Write out the data again in full, exactly as it reads.

**Recorded data**
— begin —
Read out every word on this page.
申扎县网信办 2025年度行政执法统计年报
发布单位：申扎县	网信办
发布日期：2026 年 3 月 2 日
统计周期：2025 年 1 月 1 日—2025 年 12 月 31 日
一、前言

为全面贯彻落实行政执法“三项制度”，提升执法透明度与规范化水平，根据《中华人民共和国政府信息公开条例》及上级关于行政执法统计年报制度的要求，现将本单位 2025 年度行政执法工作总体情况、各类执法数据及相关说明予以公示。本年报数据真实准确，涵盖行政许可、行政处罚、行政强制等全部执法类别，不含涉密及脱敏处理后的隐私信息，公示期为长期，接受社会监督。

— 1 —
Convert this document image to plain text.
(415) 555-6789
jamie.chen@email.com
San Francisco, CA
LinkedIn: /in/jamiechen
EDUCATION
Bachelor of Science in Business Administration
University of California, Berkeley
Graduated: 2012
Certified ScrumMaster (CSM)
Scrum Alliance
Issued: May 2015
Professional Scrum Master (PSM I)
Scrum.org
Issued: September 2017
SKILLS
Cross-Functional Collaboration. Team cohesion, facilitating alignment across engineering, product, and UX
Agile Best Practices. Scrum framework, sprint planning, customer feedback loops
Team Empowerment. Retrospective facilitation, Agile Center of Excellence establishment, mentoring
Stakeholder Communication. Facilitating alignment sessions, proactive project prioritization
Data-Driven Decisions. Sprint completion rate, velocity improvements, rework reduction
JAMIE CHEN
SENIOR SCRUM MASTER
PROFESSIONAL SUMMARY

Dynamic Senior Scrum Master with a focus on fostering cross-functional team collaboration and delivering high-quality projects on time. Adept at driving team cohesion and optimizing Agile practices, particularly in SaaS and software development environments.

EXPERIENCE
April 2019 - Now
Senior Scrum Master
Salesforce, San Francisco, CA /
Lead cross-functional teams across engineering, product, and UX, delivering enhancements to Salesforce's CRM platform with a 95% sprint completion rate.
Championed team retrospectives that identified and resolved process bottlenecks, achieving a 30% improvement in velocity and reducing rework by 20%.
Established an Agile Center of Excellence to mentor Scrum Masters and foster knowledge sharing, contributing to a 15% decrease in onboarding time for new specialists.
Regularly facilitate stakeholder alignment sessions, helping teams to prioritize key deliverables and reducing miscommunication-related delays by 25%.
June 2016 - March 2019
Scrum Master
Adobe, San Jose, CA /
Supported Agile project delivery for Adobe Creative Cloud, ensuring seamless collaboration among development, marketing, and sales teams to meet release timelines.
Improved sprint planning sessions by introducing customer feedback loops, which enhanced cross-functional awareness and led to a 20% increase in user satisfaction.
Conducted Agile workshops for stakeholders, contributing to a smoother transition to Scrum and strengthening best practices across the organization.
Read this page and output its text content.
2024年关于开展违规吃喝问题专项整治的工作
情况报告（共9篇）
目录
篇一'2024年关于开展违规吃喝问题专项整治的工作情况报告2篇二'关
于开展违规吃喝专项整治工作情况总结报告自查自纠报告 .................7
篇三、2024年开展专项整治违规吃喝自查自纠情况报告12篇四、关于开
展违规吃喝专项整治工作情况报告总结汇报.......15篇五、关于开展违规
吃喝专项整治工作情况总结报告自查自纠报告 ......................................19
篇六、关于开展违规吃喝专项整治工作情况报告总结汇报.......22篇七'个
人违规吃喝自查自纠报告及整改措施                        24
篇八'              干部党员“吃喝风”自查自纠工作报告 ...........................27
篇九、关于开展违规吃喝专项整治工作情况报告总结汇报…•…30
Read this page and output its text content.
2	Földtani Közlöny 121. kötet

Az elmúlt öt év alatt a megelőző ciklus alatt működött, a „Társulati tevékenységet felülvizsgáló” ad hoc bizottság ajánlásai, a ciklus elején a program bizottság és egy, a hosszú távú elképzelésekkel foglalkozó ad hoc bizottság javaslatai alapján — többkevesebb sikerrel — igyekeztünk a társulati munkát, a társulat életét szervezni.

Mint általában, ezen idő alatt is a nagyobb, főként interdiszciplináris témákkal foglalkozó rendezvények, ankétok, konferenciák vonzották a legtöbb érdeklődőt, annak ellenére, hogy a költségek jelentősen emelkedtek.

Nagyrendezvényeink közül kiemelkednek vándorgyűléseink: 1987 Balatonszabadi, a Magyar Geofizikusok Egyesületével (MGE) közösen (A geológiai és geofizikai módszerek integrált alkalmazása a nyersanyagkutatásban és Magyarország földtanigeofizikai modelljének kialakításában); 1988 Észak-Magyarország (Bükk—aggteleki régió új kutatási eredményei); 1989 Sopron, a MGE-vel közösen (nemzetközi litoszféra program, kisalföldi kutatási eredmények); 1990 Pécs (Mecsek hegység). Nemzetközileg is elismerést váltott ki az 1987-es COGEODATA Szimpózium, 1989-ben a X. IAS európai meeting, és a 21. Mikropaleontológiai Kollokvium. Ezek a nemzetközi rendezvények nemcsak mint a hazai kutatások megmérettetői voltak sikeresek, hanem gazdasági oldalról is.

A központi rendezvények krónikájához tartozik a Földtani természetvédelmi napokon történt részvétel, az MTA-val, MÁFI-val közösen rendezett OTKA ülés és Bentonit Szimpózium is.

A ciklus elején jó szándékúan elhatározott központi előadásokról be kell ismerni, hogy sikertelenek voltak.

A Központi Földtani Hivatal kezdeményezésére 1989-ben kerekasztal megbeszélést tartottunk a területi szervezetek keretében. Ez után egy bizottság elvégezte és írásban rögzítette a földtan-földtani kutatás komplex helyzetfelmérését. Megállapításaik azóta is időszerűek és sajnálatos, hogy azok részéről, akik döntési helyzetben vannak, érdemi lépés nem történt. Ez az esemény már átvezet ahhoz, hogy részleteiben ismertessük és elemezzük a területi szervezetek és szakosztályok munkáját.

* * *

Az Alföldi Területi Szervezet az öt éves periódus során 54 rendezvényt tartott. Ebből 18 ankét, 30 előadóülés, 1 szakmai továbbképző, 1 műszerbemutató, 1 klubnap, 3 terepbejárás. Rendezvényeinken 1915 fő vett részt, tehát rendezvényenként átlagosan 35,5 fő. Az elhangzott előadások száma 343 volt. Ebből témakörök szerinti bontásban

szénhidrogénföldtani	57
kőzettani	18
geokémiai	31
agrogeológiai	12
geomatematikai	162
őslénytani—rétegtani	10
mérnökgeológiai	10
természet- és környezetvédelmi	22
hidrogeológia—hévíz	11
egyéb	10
— end —
**Written answer**
Read out every word on this page.
申扎县网信办 2025年度行政执法统计年报
发布单位：申扎县	网信办
发布日期：2026 年 3 月 2 日
统计周期：2025 年 1 月 1 日—2025 年 12 月 31 日
一、前言

为全面贯彻落实行政执法“三项制度”，提升执法透明度与规范化水平，根据《中华人民共和国政府信息公开条例》及上级关于行政执法统计年报制度的要求，现将本单位 2025 年度行政执法工作总体情况、各类执法数据及相关说明予以公示。本年报数据真实准确，涵盖行政许可、行政处罚、行政强制等全部执法类别，不含涉密及脱敏处理后的隐私信息，公示期为长期，接受社会监督。

— 1 —
Convert this document image to plain text.
(415) 555-6789
jamie.chen@email.com
San Francisco, CA
LinkedIn: /in/jamiechen
EDUCATION
Bachelor of Science in Business Administration
University of California, Berkeley
Graduated: 2012
Certified ScrumMaster (CSM)
Scrum Alliance
Issued: May 2015
Professional Scrum Master (PSM I)
Scrum.org
Issued: September 2017
SKILLS
Cross-Functional Collaboration. Team cohesion, facilitating alignment across engineering, product, and UX
Agile Best Practices. Scrum framework, sprint planning, customer feedback loops
Team Empowerment. Retrospective facilitation, Agile Center of Excellence establishment, mentoring
Stakeholder Communication. Facilitating alignment sessions, proactive project prioritization
Data-Driven Decisions. Sprint completion rate, velocity improvements, rework reduction
JAMIE CHEN
SENIOR SCRUM MASTER
PROFESSIONAL SUMMARY

Dynamic Senior Scrum Master with a focus on fostering cross-functional team collaboration and delivering high-quality projects on time. Adept at driving team cohesion and optimizing Agile practices, particularly in SaaS and software development environments.

EXPERIENCE
April 2019 - Now
Senior Scrum Master
Salesforce, San Francisco, CA /
Lead cross-functional teams across engineering, product, and UX, delivering enhancements to Salesforce's CRM platform with a 95% sprint completion rate.
Championed team retrospectives that identified and resolved process bottlenecks, achieving a 30% improvement in velocity and reducing rework by 20%.
Established an Agile Center of Excellence to mentor Scrum Masters and foster knowledge sharing, contributing to a 15% decrease in onboarding time for new specialists.
Regularly facilitate stakeholder alignment sessions, helping teams to prioritize key deliverables and reducing miscommunication-related delays by 25%.
June 2016 - March 2019
Scrum Master
Adobe, San Jose, CA /
Supported Agile project delivery for Adobe Creative Cloud, ensuring seamless collaboration among development, marketing, and sales teams to meet release timelines.
Improved sprint planning sessions by introducing customer feedback loops, which enhanced cross-functional awareness and led to a 20% increase in user satisfaction.
Conducted Agile workshops for stakeholders, contributing to a smoother transition to Scrum and strengthening best practices across the organization.
Read this page and output its text content.
2024年关于开展违规吃喝问题专项整治的工作
情况报告（共9篇）
目录
篇一'2024年关于开展违规吃喝问题专项整治的工作情况报告2篇二'关
于开展违规吃喝专项整治工作情况总结报告自查自纠报告 .................7
篇三、2024年开展专项整治违规吃喝自查自纠情况报告12篇四、关于开
展违规吃喝专项整治工作情况报告总结汇报.......15篇五、关于开展违规
吃喝专项整治工作情况总结报告自查自纠报告 ......................................19
篇六、关于开展违规吃喝专项整治工作情况报告总结汇报.......22篇七'个
人违规吃喝自查自纠报告及整改措施                        24
篇八'              干部党员“吃喝风”自查自纠工作报告 ...........................27
篇九、关于开展违规吃喝专项整治工作情况报告总结汇报…•…30
Read this page and output its text content.
2	Földtani Közlöny 121. kötet

Az elmúlt öt év alatt a megelőző ciklus alatt működött, a „Társulati tevékenységet felülvizsgáló” ad hoc bizottság ajánlásai, a ciklus elején a program bizottság és egy, a hosszú távú elképzelésekkel foglalkozó ad hoc bizottság javaslatai alapján — többkevesebb sikerrel — igyekeztünk a társulati munkát, a társulat életét szervezni.

Mint általában, ezen idő alatt is a nagyobb, főként interdiszciplináris témákkal foglalkozó rendezvények, ankétok, konferenciák vonzották a legtöbb érdeklődőt, annak ellenére, hogy a költségek jelentősen emelkedtek.

Nagyrendezvényeink közül kiemelkednek vándorgyűléseink: 1987 Balatonszabadi, a Magyar Geofizikusok Egyesületével (MGE) közösen (A geológiai és geofizikai módszerek integrált alkalmazása a nyersanyagkutatásban és Magyarország földtanigeofizikai modelljének kialakításában); 1988 Észak-Magyarország (Bükk—aggteleki régió új kutatási eredményei); 1989 Sopron, a MGE-vel közösen (nemzetközi litoszféra program, kisalföldi kutatási eredmények); 1990 Pécs (Mecsek hegység). Nemzetközileg is elismerést váltott ki az 1987-es COGEODATA Szimpózium, 1989-ben a X. IAS európai meeting, és a 21. Mikropaleontológiai Kollokvium. Ezek a nemzetközi rendezvények nemcsak mint a hazai kutatások megmérettetői voltak sikeresek, hanem gazdasági oldalról is.

A központi rendezvények krónikájához tartozik a Földtani természetvédelmi napokon történt részvétel, az MTA-val, MÁFI-val közösen rendezett OTKA ülés és Bentonit Szimpózium is.

A ciklus elején jó szándékúan elhatározott központi előadásokról be kell ismerni, hogy sikertelenek voltak.

A Központi Földtani Hivatal kezdeményezésére 1989-ben kerekasztal megbeszélést tartottunk a területi szervezetek keretében. Ez után egy bizottság elvégezte és írásban rögzítette a földtan-földtani kutatás komplex helyzetfelmérését. Megállapításaik azóta is időszerűek és sajnálatos, hogy azok részéről, akik döntési helyzetben vannak, érdemi lépés nem történt. Ez az esemény már átvezet ahhoz, hogy részleteiben ismertessük és elemezzük a területi szervezetek és szakosztályok munkáját.

* * *

Az Alföldi Területi Szervezet az öt éves periódus során 54 rendezvényt tartott. Ebből 18 ankét, 30 előadóülés, 1 szakmai továbbképző, 1 műszerbemutató, 1 klubnap, 3 terepbejárás. Rendezvényeinken 1915 fő vett részt, tehát rendezvényenként átlagosan 35,5 fő. Az elhangzott előadások száma 343 volt. Ebből témakörök szerinti bontásban

szénhidrogénföldtani	57
kőzettani	18
geokémiai	31
agrogeológiai	12
geomatematikai	162
őslénytani—rétegtani	10
mérnökgeológiai	10
természet- és környezetvédelmi	22
hidrogeológia—hévíz	11
egyéb	10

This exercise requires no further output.